Exclude images, then output the remaining data verbatim.
+===+
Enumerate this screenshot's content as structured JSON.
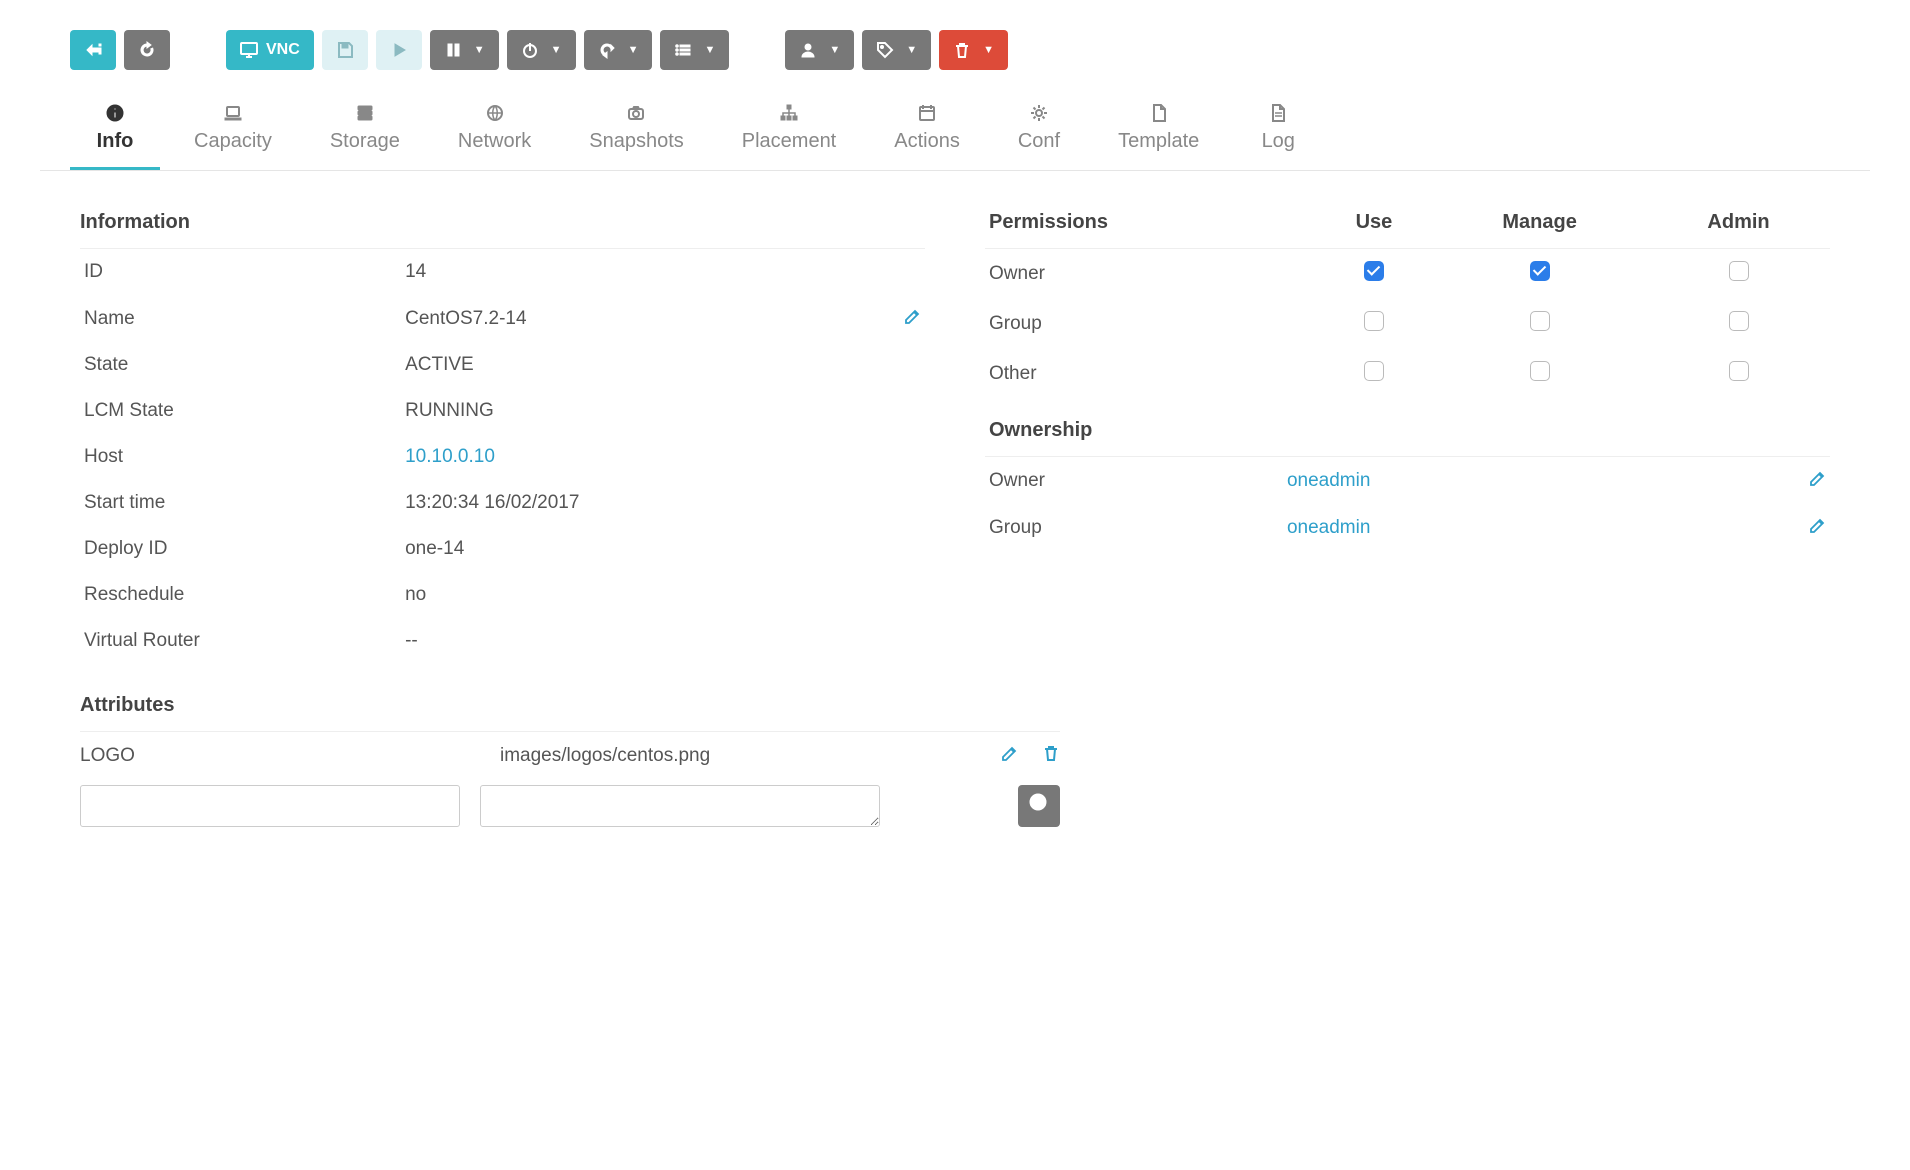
{
  "toolbar": {
    "vnc_label": "VNC"
  },
  "tabs": [
    {
      "label": "Info",
      "icon": "info"
    },
    {
      "label": "Capacity",
      "icon": "laptop"
    },
    {
      "label": "Storage",
      "icon": "server"
    },
    {
      "label": "Network",
      "icon": "globe"
    },
    {
      "label": "Snapshots",
      "icon": "camera"
    },
    {
      "label": "Placement",
      "icon": "sitemap"
    },
    {
      "label": "Actions",
      "icon": "calendar"
    },
    {
      "label": "Conf",
      "icon": "cog"
    },
    {
      "label": "Template",
      "icon": "file"
    },
    {
      "label": "Log",
      "icon": "filetext"
    }
  ],
  "information": {
    "title": "Information",
    "rows": {
      "id_label": "ID",
      "id_value": "14",
      "name_label": "Name",
      "name_value": "CentOS7.2-14",
      "state_label": "State",
      "state_value": "ACTIVE",
      "lcm_label": "LCM State",
      "lcm_value": "RUNNING",
      "host_label": "Host",
      "host_value": "10.10.0.10",
      "start_label": "Start time",
      "start_value": "13:20:34 16/02/2017",
      "deploy_label": "Deploy ID",
      "deploy_value": "one-14",
      "resched_label": "Reschedule",
      "resched_value": "no",
      "vrouter_label": "Virtual Router",
      "vrouter_value": "--"
    }
  },
  "permissions": {
    "title": "Permissions",
    "cols": {
      "use": "Use",
      "manage": "Manage",
      "admin": "Admin"
    },
    "rows": [
      {
        "label": "Owner",
        "use": true,
        "manage": true,
        "admin": false
      },
      {
        "label": "Group",
        "use": false,
        "manage": false,
        "admin": false
      },
      {
        "label": "Other",
        "use": false,
        "manage": false,
        "admin": false
      }
    ]
  },
  "ownership": {
    "title": "Ownership",
    "owner_label": "Owner",
    "owner_value": "oneadmin",
    "group_label": "Group",
    "group_value": "oneadmin"
  },
  "attributes": {
    "title": "Attributes",
    "rows": [
      {
        "key": "LOGO",
        "value": "images/logos/centos.png"
      }
    ],
    "new_key": "",
    "new_value": ""
  }
}
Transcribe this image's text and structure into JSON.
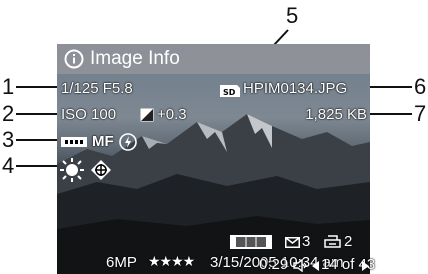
+===+
Output for this exercise:
Enumerate this screenshot's content as structured JSON.
{
  "toolbar": {
    "vnc_label": "VNC"
  },
  "tabs": [
    {
      "label": "Info",
      "icon": "info"
    },
    {
      "label": "Capacity",
      "icon": "laptop"
    },
    {
      "label": "Storage",
      "icon": "server"
    },
    {
      "label": "Network",
      "icon": "globe"
    },
    {
      "label": "Snapshots",
      "icon": "camera"
    },
    {
      "label": "Placement",
      "icon": "sitemap"
    },
    {
      "label": "Actions",
      "icon": "calendar"
    },
    {
      "label": "Conf",
      "icon": "cog"
    },
    {
      "label": "Template",
      "icon": "file"
    },
    {
      "label": "Log",
      "icon": "filetext"
    }
  ],
  "information": {
    "title": "Information",
    "rows": {
      "id_label": "ID",
      "id_value": "14",
      "name_label": "Name",
      "name_value": "CentOS7.2-14",
      "state_label": "State",
      "state_value": "ACTIVE",
      "lcm_label": "LCM State",
      "lcm_value": "RUNNING",
      "host_label": "Host",
      "host_value": "10.10.0.10",
      "start_label": "Start time",
      "start_value": "13:20:34 16/02/2017",
      "deploy_label": "Deploy ID",
      "deploy_value": "one-14",
      "resched_label": "Reschedule",
      "resched_value": "no",
      "vrouter_label": "Virtual Router",
      "vrouter_value": "--"
    }
  },
  "permissions": {
    "title": "Permissions",
    "cols": {
      "use": "Use",
      "manage": "Manage",
      "admin": "Admin"
    },
    "rows": [
      {
        "label": "Owner",
        "use": true,
        "manage": true,
        "admin": false
      },
      {
        "label": "Group",
        "use": false,
        "manage": false,
        "admin": false
      },
      {
        "label": "Other",
        "use": false,
        "manage": false,
        "admin": false
      }
    ]
  },
  "ownership": {
    "title": "Ownership",
    "owner_label": "Owner",
    "owner_value": "oneadmin",
    "group_label": "Group",
    "group_value": "oneadmin"
  },
  "attributes": {
    "title": "Attributes",
    "rows": [
      {
        "key": "LOGO",
        "value": "images/logos/centos.png"
      }
    ],
    "new_key": "",
    "new_value": ""
  }
}
Transcribe this image's text and structure into JSON.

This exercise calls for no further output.